▶ DATA ENTRIES:
────
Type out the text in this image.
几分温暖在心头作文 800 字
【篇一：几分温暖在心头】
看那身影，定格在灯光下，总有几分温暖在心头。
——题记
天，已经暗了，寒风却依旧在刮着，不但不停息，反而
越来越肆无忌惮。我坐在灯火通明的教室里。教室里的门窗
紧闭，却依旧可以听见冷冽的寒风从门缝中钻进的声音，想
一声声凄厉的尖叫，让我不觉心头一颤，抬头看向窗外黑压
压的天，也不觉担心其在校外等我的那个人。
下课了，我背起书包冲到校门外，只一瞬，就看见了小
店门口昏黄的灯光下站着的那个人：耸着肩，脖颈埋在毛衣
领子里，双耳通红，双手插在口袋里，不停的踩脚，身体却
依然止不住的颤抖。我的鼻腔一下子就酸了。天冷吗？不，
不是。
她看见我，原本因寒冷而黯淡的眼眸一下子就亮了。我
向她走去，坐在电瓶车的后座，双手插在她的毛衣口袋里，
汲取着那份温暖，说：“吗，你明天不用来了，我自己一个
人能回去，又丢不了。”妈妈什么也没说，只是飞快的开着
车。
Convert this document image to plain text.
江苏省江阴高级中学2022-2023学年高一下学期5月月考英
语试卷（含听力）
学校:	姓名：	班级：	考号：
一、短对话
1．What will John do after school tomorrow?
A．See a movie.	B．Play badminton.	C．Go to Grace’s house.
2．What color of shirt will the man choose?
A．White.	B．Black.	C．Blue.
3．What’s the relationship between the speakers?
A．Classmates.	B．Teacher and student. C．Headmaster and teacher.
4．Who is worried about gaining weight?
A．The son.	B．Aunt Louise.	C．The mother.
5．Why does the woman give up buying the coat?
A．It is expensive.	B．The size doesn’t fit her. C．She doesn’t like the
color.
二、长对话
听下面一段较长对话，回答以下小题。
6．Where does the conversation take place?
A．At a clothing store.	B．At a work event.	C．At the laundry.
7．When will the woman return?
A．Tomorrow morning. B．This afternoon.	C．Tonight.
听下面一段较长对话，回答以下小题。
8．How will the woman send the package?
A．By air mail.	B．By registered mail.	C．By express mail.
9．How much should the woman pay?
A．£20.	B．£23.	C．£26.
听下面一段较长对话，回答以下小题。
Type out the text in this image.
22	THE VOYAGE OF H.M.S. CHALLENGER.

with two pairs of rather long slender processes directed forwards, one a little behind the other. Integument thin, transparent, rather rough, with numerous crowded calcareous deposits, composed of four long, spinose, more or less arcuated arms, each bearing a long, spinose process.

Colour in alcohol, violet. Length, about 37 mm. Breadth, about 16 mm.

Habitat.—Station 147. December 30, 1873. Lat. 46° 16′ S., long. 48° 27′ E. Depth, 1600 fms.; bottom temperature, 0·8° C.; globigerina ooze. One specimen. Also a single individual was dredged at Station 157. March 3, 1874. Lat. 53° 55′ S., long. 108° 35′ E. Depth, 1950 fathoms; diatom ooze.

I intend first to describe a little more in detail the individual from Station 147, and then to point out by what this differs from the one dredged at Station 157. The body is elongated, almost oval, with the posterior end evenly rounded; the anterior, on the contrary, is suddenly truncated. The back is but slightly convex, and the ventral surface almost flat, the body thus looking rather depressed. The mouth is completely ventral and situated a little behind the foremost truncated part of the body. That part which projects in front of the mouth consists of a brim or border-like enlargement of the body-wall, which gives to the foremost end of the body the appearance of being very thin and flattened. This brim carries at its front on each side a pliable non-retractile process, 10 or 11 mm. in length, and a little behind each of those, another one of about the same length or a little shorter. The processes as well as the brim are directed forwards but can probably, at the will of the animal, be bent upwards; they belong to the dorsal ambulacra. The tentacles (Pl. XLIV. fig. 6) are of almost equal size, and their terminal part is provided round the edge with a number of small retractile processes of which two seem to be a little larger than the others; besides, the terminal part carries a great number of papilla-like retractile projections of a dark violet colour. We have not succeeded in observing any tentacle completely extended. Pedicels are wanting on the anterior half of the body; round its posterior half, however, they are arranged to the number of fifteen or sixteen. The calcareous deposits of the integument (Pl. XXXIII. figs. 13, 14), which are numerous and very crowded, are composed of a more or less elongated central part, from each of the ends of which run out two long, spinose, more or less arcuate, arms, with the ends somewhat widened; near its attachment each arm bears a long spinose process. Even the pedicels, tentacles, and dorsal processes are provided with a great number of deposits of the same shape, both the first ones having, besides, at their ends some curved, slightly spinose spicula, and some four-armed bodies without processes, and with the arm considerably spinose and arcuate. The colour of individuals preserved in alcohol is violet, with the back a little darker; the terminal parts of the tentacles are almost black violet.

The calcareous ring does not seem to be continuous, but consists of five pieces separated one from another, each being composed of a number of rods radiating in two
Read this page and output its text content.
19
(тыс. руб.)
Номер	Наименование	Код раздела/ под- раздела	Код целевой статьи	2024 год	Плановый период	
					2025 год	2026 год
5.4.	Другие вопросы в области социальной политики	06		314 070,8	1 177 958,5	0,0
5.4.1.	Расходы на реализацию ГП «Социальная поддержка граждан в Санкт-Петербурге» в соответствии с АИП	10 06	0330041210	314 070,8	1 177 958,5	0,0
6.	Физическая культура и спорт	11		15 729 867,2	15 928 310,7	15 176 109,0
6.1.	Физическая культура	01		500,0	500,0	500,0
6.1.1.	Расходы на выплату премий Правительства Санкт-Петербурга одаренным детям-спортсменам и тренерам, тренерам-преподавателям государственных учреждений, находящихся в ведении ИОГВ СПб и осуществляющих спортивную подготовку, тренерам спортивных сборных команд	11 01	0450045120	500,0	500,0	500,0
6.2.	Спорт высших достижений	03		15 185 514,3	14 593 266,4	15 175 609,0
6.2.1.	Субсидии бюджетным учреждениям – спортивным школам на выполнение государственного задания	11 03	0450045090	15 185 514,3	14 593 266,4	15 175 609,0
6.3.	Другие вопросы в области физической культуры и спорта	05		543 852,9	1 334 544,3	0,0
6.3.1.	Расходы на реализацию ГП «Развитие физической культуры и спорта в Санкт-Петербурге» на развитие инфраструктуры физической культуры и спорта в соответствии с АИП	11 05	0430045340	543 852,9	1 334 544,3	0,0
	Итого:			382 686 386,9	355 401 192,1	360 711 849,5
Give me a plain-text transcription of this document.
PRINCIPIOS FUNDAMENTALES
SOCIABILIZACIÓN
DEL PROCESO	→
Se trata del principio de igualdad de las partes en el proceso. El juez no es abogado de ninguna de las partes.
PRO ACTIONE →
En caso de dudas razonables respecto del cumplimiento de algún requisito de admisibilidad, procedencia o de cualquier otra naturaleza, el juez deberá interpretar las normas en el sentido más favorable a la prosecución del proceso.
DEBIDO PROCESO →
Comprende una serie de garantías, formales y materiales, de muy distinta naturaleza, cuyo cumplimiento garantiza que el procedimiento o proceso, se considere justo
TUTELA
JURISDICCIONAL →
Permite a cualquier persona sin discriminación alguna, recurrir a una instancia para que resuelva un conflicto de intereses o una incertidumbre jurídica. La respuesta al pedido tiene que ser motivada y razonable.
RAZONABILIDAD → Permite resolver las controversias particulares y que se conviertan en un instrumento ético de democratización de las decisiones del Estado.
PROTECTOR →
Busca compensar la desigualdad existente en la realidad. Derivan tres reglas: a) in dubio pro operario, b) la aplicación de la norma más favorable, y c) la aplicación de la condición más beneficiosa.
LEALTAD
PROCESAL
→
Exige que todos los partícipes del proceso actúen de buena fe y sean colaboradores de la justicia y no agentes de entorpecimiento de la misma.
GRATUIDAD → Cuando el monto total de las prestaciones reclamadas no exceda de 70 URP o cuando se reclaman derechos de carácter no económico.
────
▶ WHAT THE EXERCISE ASKS: List each line holding the string "Другие".

▶ EXPECTED ANSWER:
5.4.	Другие вопросы в области социальной политики	06		314 070,8	1 177 958,5	0,0
6.3.	Другие вопросы в области физической культуры и спорта	05		543 852,9	1 334 544,3	0,0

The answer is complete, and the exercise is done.